**Task instructions**: Extract, from the records beneath this instruction, each line that contains the word "unseren".

Stored items:
******
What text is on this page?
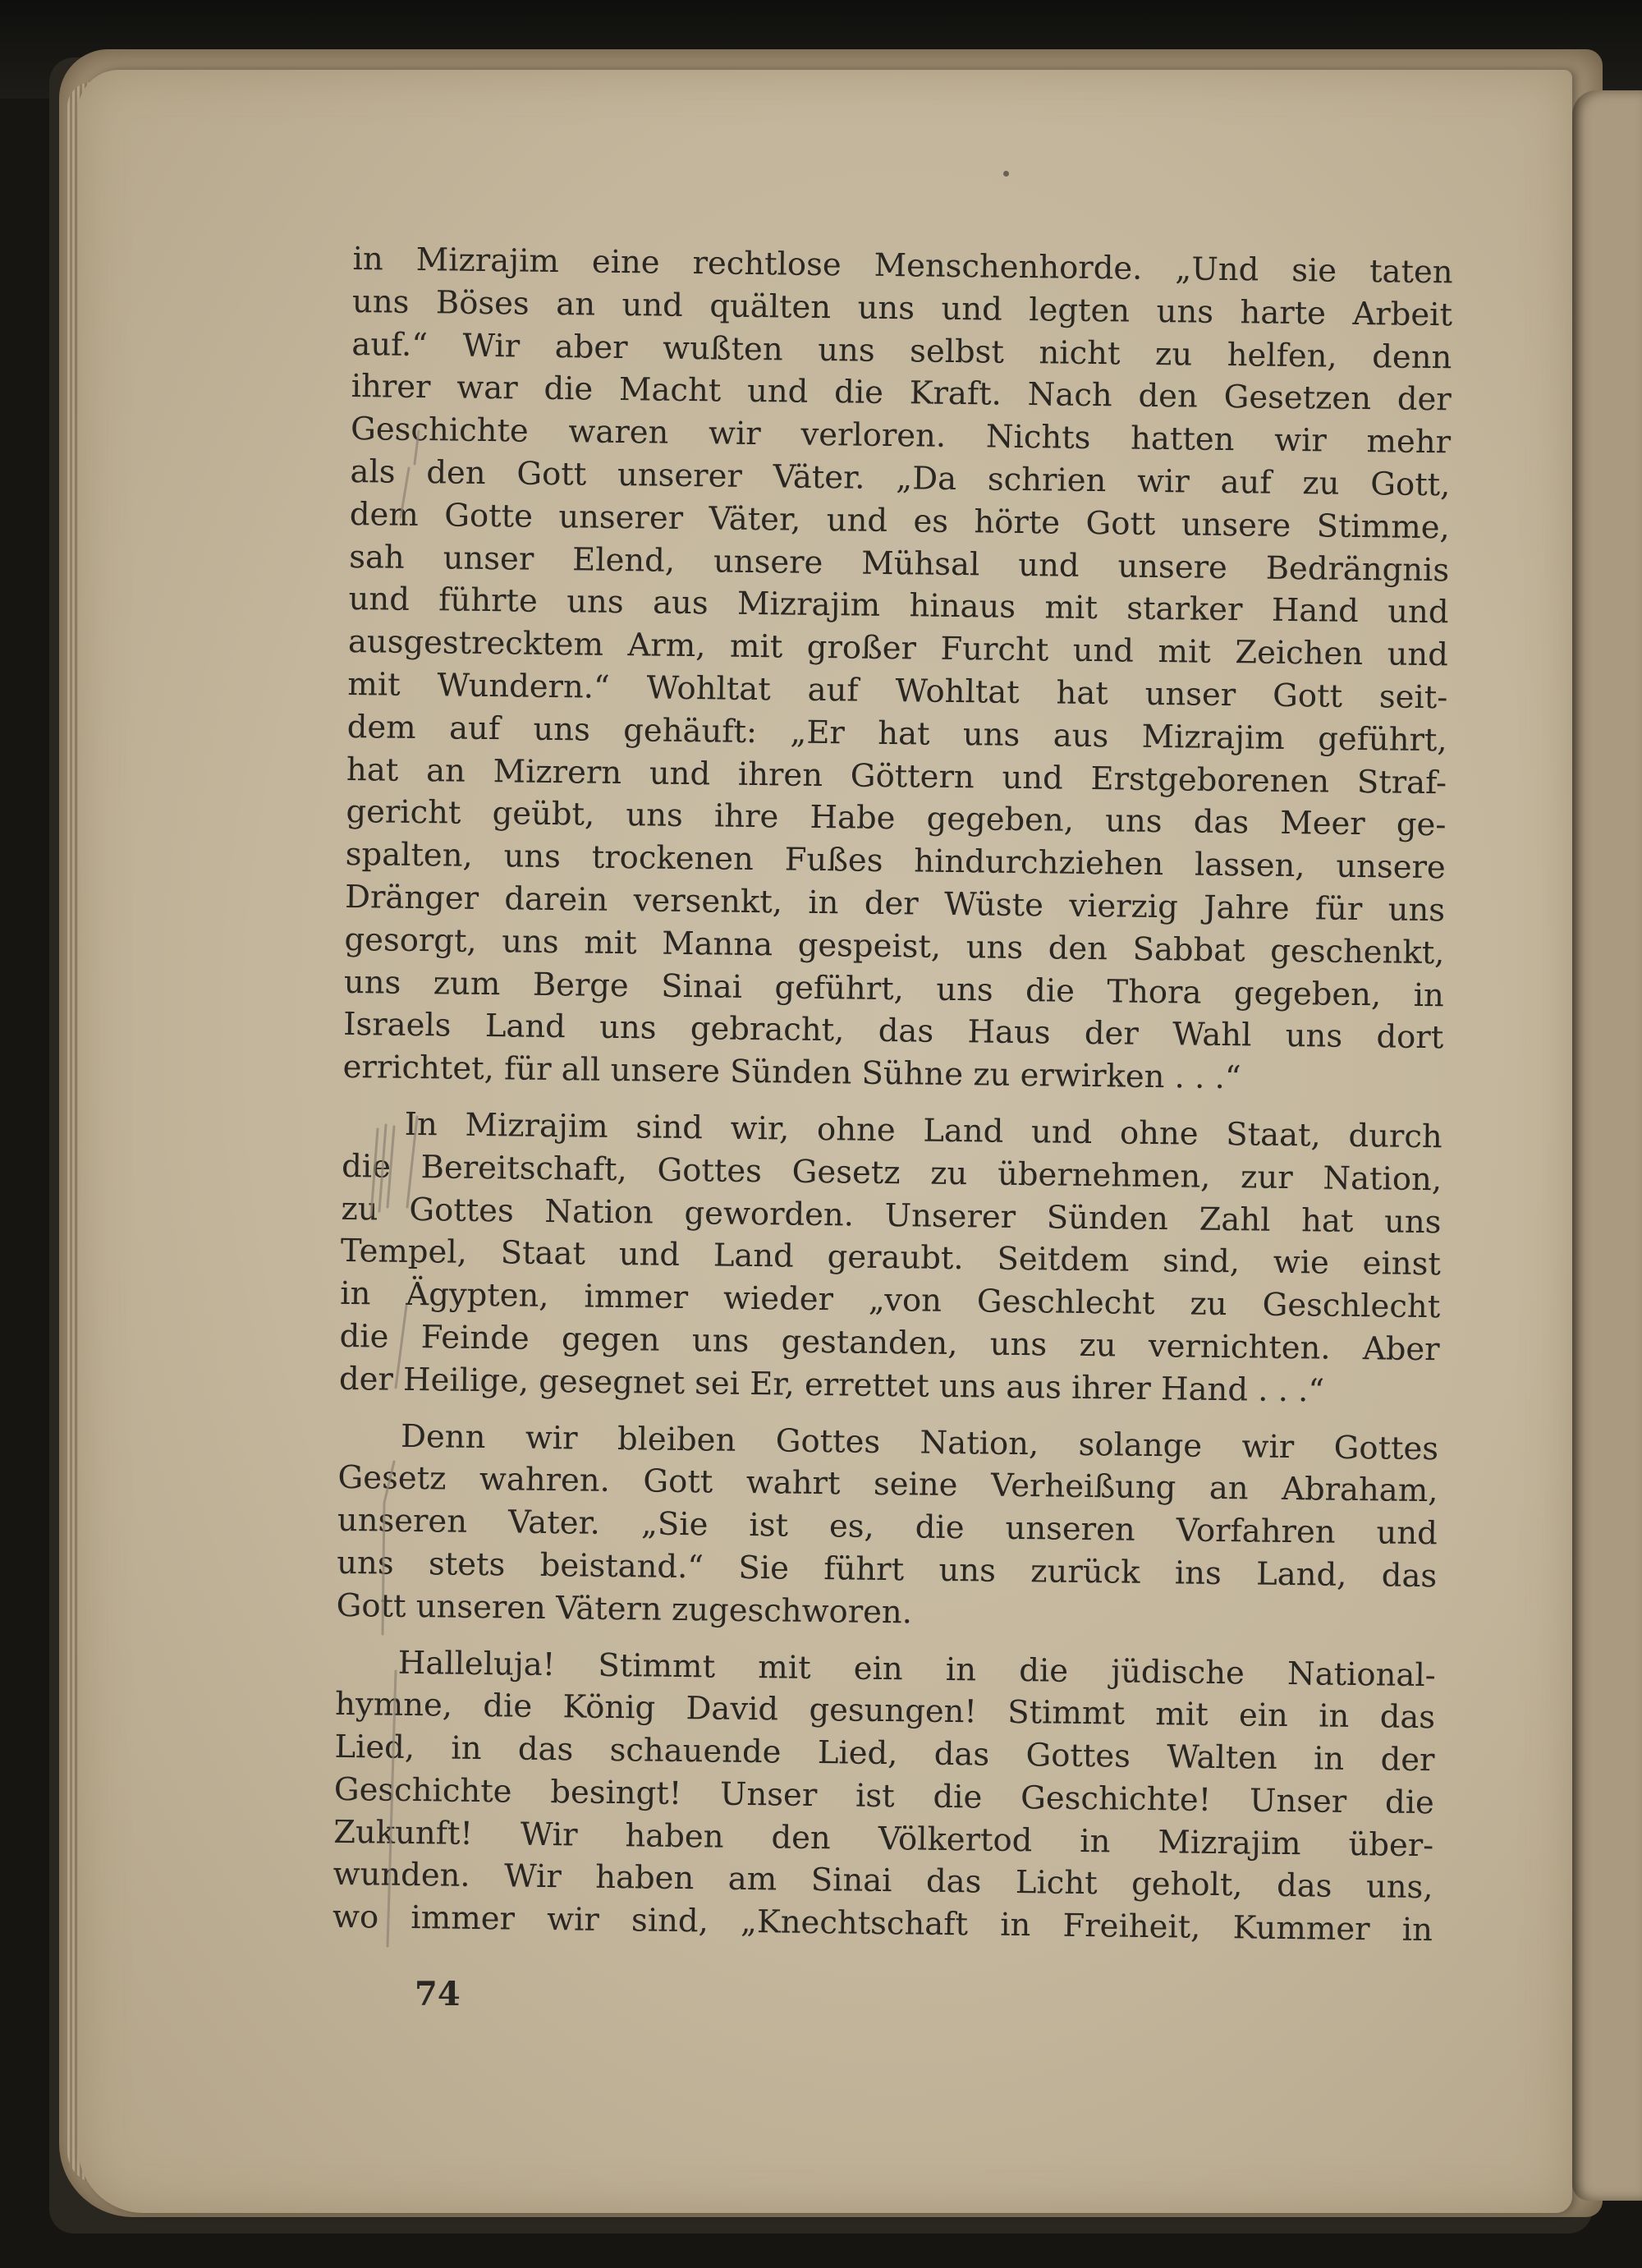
in Mizrajim eine rechtlose Menschenhorde. „Und sie taten
uns Böses an und quälten uns und legten uns harte Arbeit
auf.“ Wir aber wußten uns selbst nicht zu helfen, denn
ihrer war die Macht und die Kraft. Nach den Gesetzen der
Geschichte waren wir verloren. Nichts hatten wir mehr
als den Gott unserer Väter. „Da schrien wir auf zu Gott,
dem Gotte unserer Väter, und es hörte Gott unsere Stimme,
sah unser Elend, unsere Mühsal und unsere Bedrängnis
und führte uns aus Mizrajim hinaus mit starker Hand und
ausgestrecktem Arm, mit großer Furcht und mit Zeichen und
mit Wundern.“ Wohltat auf Wohltat hat unser Gott seit-
dem auf uns gehäuft: „Er hat uns aus Mizrajim geführt,
hat an Mizrern und ihren Göttern und Erstgeborenen Straf-
gericht geübt, uns ihre Habe gegeben, uns das Meer ge-
spalten, uns trockenen Fußes hindurchziehen lassen, unsere
Dränger darein versenkt, in der Wüste vierzig Jahre für uns
gesorgt, uns mit Manna gespeist, uns den Sabbat geschenkt,
uns zum Berge Sinai geführt, uns die Thora gegeben, in
Israels Land uns gebracht, das Haus der Wahl uns dort
errichtet, für all unsere Sünden Sühne zu erwirken . . .“
In Mizrajim sind wir, ohne Land und ohne Staat, durch
die Bereitschaft, Gottes Gesetz zu übernehmen, zur Nation,
zu Gottes Nation geworden. Unserer Sünden Zahl hat uns
Tempel, Staat und Land geraubt. Seitdem sind, wie einst
in Ägypten, immer wieder „von Geschlecht zu Geschlecht
die Feinde gegen uns gestanden, uns zu vernichten. Aber
der Heilige, gesegnet sei Er, errettet uns aus ihrer Hand . . .“
Denn wir bleiben Gottes Nation, solange wir Gottes
Gesetz wahren. Gott wahrt seine Verheißung an Abraham,
unseren Vater. „Sie ist es, die unseren Vorfahren und
uns stets beistand.“ Sie führt uns zurück ins Land, das
Gott unseren Vätern zugeschworen.
Halleluja! Stimmt mit ein in die jüdische National-
hymne, die König David gesungen! Stimmt mit ein in das
Lied, in das schauende Lied, das Gottes Walten in der
Geschichte besingt! Unser ist die Geschichte! Unser die
Zukunft! Wir haben den Völkertod in Mizrajim über-
wunden. Wir haben am Sinai das Licht geholt, das uns,
wo immer wir sind, „Knechtschaft in Freiheit, Kummer in
74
******
**Response to this exercise**:
unseren Vater. „Sie ist es, die unseren Vorfahren und
Gott unseren Vätern zugeschworen.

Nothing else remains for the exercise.